Some records
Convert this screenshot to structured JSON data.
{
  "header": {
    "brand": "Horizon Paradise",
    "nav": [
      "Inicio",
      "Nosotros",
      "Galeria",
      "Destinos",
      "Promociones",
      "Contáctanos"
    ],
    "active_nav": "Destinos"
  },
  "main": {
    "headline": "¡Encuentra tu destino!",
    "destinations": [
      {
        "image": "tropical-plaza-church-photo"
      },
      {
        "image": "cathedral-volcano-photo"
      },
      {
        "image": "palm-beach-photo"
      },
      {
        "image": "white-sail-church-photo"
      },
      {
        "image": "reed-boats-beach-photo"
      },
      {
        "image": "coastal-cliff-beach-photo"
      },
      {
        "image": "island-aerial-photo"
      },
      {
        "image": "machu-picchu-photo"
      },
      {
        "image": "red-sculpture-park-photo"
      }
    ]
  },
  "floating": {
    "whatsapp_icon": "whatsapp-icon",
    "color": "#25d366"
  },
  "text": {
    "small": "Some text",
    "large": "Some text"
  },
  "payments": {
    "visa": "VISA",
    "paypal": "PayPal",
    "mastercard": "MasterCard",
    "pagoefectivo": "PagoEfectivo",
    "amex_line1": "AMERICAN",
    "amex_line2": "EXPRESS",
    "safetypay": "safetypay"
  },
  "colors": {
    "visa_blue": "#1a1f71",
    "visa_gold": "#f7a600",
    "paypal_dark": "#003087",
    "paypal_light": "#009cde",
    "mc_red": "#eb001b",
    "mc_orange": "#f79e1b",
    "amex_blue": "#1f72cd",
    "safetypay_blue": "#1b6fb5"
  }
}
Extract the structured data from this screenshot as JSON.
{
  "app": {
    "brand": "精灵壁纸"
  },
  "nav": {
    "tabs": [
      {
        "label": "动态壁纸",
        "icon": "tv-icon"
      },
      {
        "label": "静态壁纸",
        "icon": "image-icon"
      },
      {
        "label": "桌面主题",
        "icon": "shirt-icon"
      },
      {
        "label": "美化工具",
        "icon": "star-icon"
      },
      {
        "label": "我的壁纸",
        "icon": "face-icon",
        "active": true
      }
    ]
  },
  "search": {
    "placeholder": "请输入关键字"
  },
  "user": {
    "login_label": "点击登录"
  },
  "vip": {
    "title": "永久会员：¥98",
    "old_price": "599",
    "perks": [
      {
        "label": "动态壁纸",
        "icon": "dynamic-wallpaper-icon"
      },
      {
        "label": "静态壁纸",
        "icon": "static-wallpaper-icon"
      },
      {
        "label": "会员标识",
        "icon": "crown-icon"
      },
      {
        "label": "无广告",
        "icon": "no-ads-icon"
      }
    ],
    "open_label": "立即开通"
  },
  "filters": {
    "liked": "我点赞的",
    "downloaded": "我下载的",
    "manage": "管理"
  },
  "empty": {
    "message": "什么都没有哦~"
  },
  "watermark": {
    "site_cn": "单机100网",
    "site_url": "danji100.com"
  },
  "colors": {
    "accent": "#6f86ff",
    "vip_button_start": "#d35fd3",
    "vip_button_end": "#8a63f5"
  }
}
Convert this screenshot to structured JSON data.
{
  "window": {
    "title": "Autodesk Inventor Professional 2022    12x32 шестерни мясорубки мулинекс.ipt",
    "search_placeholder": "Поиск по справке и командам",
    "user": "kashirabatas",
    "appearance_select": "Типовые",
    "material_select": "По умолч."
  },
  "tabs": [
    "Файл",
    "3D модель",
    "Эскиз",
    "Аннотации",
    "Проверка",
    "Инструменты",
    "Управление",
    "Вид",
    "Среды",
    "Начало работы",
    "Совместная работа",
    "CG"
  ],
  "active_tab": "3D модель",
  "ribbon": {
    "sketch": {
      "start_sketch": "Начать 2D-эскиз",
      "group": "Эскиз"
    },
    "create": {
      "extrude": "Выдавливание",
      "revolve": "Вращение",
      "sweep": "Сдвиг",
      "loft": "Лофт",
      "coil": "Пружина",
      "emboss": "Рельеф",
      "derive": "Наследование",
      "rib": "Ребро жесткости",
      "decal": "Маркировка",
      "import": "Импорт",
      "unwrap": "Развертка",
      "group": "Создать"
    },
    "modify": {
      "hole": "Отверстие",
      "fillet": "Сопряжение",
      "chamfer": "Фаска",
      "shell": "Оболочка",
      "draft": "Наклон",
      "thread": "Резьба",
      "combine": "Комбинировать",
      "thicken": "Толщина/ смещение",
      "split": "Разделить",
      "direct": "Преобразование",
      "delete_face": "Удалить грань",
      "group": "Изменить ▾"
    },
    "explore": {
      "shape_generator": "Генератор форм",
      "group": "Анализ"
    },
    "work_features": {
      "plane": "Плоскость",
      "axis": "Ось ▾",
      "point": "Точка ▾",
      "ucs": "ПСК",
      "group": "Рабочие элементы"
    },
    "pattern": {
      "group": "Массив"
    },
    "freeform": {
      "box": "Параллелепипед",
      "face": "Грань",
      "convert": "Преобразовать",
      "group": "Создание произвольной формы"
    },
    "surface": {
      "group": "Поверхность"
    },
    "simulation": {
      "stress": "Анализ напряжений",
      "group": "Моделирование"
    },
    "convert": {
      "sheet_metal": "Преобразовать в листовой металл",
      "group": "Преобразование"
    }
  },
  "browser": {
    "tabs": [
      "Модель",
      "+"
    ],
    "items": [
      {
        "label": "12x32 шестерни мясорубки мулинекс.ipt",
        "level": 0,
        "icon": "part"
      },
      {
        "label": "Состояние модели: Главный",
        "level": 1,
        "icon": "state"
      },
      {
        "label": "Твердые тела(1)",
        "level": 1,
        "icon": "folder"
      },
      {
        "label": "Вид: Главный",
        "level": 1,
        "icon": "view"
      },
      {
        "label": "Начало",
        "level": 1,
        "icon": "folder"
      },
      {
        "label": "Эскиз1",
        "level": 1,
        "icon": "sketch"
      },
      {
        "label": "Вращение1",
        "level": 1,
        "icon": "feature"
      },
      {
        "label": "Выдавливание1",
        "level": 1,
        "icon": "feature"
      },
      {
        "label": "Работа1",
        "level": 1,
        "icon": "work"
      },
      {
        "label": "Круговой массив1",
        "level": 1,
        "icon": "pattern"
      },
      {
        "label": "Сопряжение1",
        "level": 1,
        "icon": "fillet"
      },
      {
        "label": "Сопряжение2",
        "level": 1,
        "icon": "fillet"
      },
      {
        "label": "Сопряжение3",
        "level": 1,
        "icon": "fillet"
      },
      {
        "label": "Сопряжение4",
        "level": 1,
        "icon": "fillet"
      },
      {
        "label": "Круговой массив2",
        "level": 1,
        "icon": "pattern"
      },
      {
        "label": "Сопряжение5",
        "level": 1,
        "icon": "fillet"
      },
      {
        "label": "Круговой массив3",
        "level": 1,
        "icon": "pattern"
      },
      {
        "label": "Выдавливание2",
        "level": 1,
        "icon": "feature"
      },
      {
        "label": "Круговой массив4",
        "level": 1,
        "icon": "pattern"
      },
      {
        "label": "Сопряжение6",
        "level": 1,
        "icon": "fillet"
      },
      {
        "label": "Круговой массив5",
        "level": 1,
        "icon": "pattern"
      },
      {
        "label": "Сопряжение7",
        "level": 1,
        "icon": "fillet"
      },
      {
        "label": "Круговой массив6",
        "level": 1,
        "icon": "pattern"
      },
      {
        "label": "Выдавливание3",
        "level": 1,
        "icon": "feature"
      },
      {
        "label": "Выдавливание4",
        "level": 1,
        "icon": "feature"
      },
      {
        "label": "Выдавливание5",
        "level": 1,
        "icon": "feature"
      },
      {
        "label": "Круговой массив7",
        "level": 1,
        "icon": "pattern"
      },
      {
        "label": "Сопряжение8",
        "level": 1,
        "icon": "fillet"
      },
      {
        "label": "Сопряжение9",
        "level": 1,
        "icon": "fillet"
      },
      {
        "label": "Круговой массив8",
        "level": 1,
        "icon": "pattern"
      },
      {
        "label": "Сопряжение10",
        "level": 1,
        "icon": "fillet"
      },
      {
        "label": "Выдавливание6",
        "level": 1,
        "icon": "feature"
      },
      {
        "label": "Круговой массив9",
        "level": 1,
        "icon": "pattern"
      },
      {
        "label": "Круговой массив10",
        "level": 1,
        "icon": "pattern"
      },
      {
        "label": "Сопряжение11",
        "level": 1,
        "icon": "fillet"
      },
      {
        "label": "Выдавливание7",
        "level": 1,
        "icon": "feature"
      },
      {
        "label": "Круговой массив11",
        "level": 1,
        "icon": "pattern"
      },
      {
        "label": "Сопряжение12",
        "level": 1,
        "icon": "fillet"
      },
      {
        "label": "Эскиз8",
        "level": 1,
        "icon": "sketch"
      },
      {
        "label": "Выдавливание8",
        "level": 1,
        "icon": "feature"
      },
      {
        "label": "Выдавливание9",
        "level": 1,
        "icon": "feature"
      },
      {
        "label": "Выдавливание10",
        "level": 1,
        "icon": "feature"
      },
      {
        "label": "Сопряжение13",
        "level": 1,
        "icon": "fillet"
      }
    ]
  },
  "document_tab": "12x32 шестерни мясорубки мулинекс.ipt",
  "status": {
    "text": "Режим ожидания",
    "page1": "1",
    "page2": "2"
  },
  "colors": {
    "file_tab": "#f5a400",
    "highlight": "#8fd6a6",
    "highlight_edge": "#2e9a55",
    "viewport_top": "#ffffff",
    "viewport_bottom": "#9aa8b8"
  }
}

### Exercise instructions
From the data, collect all lines where the string "мулинекс" appears.

### Task solution
    "title": "Autodesk Inventor Professional 2022    12x32 шестерни мясорубки мулинекс.ipt",
        "label": "12x32 шестерни мясорубки мулинекс.ipt",
  "document_tab": "12x32 шестерни мясорубки мулинекс.ipt",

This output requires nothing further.